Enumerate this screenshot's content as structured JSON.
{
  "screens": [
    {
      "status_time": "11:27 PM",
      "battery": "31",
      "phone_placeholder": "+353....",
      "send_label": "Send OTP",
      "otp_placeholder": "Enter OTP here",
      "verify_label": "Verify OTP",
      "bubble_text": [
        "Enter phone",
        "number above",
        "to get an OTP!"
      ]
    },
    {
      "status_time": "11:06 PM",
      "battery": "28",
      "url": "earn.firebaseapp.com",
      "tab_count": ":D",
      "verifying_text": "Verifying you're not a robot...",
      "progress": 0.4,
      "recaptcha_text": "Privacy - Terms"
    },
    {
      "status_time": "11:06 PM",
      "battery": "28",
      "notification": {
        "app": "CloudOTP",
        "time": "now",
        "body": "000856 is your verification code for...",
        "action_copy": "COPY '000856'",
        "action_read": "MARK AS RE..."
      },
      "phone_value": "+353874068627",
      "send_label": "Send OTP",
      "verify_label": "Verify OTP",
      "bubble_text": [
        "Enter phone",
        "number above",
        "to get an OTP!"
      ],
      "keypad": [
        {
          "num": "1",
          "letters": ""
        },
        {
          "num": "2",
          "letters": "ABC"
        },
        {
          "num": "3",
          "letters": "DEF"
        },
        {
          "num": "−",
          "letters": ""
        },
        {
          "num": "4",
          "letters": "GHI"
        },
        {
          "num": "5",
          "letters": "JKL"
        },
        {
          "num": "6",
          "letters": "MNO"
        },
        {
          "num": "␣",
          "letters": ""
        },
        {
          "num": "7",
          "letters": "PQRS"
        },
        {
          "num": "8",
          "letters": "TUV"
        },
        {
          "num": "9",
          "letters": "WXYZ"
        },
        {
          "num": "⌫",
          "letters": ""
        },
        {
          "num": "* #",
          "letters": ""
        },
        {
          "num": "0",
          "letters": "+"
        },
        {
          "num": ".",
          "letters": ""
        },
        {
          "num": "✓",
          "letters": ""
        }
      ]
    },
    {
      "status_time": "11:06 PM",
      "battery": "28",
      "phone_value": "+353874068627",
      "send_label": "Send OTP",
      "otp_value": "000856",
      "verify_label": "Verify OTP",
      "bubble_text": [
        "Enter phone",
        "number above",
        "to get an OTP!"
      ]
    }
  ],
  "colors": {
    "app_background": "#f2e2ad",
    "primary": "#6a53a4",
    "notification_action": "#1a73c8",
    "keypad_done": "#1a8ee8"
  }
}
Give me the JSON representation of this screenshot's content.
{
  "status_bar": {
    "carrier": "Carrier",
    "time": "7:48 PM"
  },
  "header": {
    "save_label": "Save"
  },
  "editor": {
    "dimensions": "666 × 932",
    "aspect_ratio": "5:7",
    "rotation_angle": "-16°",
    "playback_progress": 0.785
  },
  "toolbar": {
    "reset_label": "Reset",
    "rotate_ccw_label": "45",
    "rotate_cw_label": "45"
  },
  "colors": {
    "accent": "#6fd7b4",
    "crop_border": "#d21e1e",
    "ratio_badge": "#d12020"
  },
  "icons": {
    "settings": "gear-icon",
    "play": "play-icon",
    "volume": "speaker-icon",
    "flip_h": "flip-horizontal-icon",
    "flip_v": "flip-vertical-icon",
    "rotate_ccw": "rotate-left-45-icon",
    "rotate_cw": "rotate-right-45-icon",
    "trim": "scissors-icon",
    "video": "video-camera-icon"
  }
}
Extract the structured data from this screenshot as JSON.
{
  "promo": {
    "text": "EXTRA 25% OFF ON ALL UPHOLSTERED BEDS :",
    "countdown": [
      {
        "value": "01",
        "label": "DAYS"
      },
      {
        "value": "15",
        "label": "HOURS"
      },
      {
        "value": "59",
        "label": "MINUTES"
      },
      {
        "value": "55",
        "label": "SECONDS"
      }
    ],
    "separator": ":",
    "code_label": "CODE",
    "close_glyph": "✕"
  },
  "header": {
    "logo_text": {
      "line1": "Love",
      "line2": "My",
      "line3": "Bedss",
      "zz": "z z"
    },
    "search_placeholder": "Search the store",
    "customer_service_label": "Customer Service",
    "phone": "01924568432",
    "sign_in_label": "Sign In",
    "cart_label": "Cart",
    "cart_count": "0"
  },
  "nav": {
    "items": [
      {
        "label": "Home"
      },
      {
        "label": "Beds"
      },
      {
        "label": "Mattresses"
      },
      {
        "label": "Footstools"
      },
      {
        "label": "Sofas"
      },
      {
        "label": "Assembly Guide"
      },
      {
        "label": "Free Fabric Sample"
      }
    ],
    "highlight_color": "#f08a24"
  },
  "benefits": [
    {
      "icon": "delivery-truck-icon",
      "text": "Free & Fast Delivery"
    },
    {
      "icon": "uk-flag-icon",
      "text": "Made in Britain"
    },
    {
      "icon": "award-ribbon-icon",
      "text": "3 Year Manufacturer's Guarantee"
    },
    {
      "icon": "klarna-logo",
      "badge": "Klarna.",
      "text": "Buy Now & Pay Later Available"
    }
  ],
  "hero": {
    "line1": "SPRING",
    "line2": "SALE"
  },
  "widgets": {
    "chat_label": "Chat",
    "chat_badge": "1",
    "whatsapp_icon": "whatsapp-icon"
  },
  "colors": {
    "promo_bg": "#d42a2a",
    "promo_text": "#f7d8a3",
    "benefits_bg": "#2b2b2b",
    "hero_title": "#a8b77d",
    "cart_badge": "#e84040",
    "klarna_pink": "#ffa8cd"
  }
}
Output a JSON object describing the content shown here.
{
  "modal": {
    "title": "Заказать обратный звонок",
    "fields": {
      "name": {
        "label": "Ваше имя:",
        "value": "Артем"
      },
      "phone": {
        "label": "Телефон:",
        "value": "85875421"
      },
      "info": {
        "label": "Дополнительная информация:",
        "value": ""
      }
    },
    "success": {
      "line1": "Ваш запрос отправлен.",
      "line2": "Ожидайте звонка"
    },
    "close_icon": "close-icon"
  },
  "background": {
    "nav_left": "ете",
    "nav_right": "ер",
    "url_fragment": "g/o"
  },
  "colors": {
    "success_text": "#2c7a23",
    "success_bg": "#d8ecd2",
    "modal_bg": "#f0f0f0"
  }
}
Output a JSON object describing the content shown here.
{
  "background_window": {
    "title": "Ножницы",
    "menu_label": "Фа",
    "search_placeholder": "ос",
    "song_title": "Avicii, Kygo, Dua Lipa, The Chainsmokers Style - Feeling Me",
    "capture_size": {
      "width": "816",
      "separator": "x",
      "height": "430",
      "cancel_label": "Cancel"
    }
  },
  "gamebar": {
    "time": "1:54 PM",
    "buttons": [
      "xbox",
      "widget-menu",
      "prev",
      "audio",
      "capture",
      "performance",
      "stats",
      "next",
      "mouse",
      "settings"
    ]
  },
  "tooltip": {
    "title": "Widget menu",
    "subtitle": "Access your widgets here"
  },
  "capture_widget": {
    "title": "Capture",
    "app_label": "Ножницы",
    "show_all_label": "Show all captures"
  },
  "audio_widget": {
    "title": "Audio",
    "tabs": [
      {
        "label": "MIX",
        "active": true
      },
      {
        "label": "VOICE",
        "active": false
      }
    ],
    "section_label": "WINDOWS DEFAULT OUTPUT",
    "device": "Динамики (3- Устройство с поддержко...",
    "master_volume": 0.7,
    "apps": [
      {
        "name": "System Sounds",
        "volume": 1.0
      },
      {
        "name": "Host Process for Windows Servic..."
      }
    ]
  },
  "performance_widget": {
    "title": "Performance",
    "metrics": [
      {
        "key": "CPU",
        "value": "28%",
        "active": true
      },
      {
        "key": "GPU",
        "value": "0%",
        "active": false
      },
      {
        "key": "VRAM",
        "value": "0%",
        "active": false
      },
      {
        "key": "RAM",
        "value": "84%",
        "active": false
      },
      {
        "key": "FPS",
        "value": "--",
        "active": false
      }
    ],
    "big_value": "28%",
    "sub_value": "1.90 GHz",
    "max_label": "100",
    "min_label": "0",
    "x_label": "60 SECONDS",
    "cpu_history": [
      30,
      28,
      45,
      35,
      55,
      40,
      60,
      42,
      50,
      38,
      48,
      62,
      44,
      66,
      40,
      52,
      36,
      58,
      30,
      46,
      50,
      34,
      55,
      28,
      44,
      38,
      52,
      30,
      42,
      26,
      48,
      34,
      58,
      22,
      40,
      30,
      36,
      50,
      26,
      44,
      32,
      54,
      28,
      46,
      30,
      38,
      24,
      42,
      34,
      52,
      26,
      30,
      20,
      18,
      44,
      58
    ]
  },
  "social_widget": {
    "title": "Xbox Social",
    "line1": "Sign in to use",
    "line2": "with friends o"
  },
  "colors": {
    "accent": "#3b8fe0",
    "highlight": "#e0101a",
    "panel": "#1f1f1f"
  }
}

━━━━━━━━

__REQUEST__. In how many lines of the data does the string "structured" appear? Give only the number.

__FINISHED EXERCISE__. 2